» What is expected
Extract all of the data and reproduce it precisely.

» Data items

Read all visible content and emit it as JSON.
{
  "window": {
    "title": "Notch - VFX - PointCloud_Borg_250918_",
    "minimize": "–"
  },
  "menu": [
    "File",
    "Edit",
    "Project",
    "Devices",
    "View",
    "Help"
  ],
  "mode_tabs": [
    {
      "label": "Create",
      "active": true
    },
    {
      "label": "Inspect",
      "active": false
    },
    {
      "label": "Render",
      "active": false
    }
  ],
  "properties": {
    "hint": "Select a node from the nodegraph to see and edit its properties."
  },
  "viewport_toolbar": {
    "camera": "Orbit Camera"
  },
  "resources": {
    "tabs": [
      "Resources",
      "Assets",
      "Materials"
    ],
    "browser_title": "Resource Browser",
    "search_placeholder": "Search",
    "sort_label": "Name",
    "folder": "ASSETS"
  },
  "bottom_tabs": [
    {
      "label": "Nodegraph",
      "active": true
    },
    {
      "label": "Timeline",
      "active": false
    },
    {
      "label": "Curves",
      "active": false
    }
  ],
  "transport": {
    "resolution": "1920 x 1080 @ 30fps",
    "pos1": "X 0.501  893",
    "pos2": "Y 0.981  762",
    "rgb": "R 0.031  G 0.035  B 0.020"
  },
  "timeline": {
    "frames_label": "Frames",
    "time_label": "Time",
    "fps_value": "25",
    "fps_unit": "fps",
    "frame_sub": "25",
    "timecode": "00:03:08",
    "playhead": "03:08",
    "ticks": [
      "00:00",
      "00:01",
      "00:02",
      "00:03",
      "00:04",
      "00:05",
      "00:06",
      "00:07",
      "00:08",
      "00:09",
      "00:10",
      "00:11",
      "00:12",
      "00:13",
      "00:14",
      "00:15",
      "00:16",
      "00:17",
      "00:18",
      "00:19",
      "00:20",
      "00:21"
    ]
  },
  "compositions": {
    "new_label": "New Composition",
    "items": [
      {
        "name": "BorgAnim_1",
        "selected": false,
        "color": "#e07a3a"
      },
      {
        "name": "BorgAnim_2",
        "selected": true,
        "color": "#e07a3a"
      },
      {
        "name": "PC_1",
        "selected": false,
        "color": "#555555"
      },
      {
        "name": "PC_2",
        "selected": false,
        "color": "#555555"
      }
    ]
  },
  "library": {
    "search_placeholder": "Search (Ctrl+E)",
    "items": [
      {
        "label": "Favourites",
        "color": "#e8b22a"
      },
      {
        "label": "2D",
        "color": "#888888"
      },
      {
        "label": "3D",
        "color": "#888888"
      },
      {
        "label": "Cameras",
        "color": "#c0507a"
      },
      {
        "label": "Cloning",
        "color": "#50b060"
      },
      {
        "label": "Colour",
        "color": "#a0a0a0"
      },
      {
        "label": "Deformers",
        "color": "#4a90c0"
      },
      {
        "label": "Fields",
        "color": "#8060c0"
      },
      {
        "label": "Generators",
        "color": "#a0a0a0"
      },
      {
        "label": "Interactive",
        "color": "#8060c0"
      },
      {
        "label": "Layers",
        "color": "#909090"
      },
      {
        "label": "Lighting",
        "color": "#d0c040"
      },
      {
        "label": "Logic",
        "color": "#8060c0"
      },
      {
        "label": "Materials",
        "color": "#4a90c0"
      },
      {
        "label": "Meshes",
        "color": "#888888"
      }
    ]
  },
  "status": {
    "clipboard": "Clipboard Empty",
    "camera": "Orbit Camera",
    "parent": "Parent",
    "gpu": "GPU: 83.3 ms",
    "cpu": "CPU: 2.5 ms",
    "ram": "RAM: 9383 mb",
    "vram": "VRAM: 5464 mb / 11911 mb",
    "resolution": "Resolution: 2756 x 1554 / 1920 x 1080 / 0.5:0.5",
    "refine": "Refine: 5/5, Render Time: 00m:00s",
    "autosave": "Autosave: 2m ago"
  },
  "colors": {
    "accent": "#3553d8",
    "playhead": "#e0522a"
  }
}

» Finished exercise
Read all visible content and emit it as JSON.
{
  "window": {
    "title": "Notch - VFX - PointCloud_Borg_250918_",
    "minimize": "–"
  },
  "menu": [
    "File",
    "Edit",
    "Project",
    "Devices",
    "View",
    "Help"
  ],
  "mode_tabs": [
    {
      "label": "Create",
      "active": true
    },
    {
      "label": "Inspect",
      "active": false
    },
    {
      "label": "Render",
      "active": false
    }
  ],
  "properties": {
    "hint": "Select a node from the nodegraph to see and edit its properties."
  },
  "viewport_toolbar": {
    "camera": "Orbit Camera"
  },
  "resources": {
    "tabs": [
      "Resources",
      "Assets",
      "Materials"
    ],
    "browser_title": "Resource Browser",
    "search_placeholder": "Search",
    "sort_label": "Name",
    "folder": "ASSETS"
  },
  "bottom_tabs": [
    {
      "label": "Nodegraph",
      "active": true
    },
    {
      "label": "Timeline",
      "active": false
    },
    {
      "label": "Curves",
      "active": false
    }
  ],
  "transport": {
    "resolution": "1920 x 1080 @ 30fps",
    "pos1": "X 0.501  893",
    "pos2": "Y 0.981  762",
    "rgb": "R 0.031  G 0.035  B 0.020"
  },
  "timeline": {
    "frames_label": "Frames",
    "time_label": "Time",
    "fps_value": "25",
    "fps_unit": "fps",
    "frame_sub": "25",
    "timecode": "00:03:08",
    "playhead": "03:08",
    "ticks": [
      "00:00",
      "00:01",
      "00:02",
      "00:03",
      "00:04",
      "00:05",
      "00:06",
      "00:07",
      "00:08",
      "00:09",
      "00:10",
      "00:11",
      "00:12",
      "00:13",
      "00:14",
      "00:15",
      "00:16",
      "00:17",
      "00:18",
      "00:19",
      "00:20",
      "00:21"
    ]
  },
  "compositions": {
    "new_label": "New Composition",
    "items": [
      {
        "name": "BorgAnim_1",
        "selected": false,
        "color": "#e07a3a"
      },
      {
        "name": "BorgAnim_2",
        "selected": true,
        "color": "#e07a3a"
      },
      {
        "name": "PC_1",
        "selected": false,
        "color": "#555555"
      },
      {
        "name": "PC_2",
        "selected": false,
        "color": "#555555"
      }
    ]
  },
  "library": {
    "search_placeholder": "Search (Ctrl+E)",
    "items": [
      {
        "label": "Favourites",
        "color": "#e8b22a"
      },
      {
        "label": "2D",
        "color": "#888888"
      },
      {
        "label": "3D",
        "color": "#888888"
      },
      {
        "label": "Cameras",
        "color": "#c0507a"
      },
      {
        "label": "Cloning",
        "color": "#50b060"
      },
      {
        "label": "Colour",
        "color": "#a0a0a0"
      },
      {
        "label": "Deformers",
        "color": "#4a90c0"
      },
      {
        "label": "Fields",
        "color": "#8060c0"
      },
      {
        "label": "Generators",
        "color": "#a0a0a0"
      },
      {
        "label": "Interactive",
        "color": "#8060c0"
      },
      {
        "label": "Layers",
        "color": "#909090"
      },
      {
        "label": "Lighting",
        "color": "#d0c040"
      },
      {
        "label": "Logic",
        "color": "#8060c0"
      },
      {
        "label": "Materials",
        "color": "#4a90c0"
      },
      {
        "label": "Meshes",
        "color": "#888888"
      }
    ]
  },
  "status": {
    "clipboard": "Clipboard Empty",
    "camera": "Orbit Camera",
    "parent": "Parent",
    "gpu": "GPU: 83.3 ms",
    "cpu": "CPU: 2.5 ms",
    "ram": "RAM: 9383 mb",
    "vram": "VRAM: 5464 mb / 11911 mb",
    "resolution": "Resolution: 2756 x 1554 / 1920 x 1080 / 0.5:0.5",
    "refine": "Refine: 5/5, Render Time: 00m:00s",
    "autosave": "Autosave: 2m ago"
  },
  "colors": {
    "accent": "#3553d8",
    "playhead": "#e0522a"
  }
}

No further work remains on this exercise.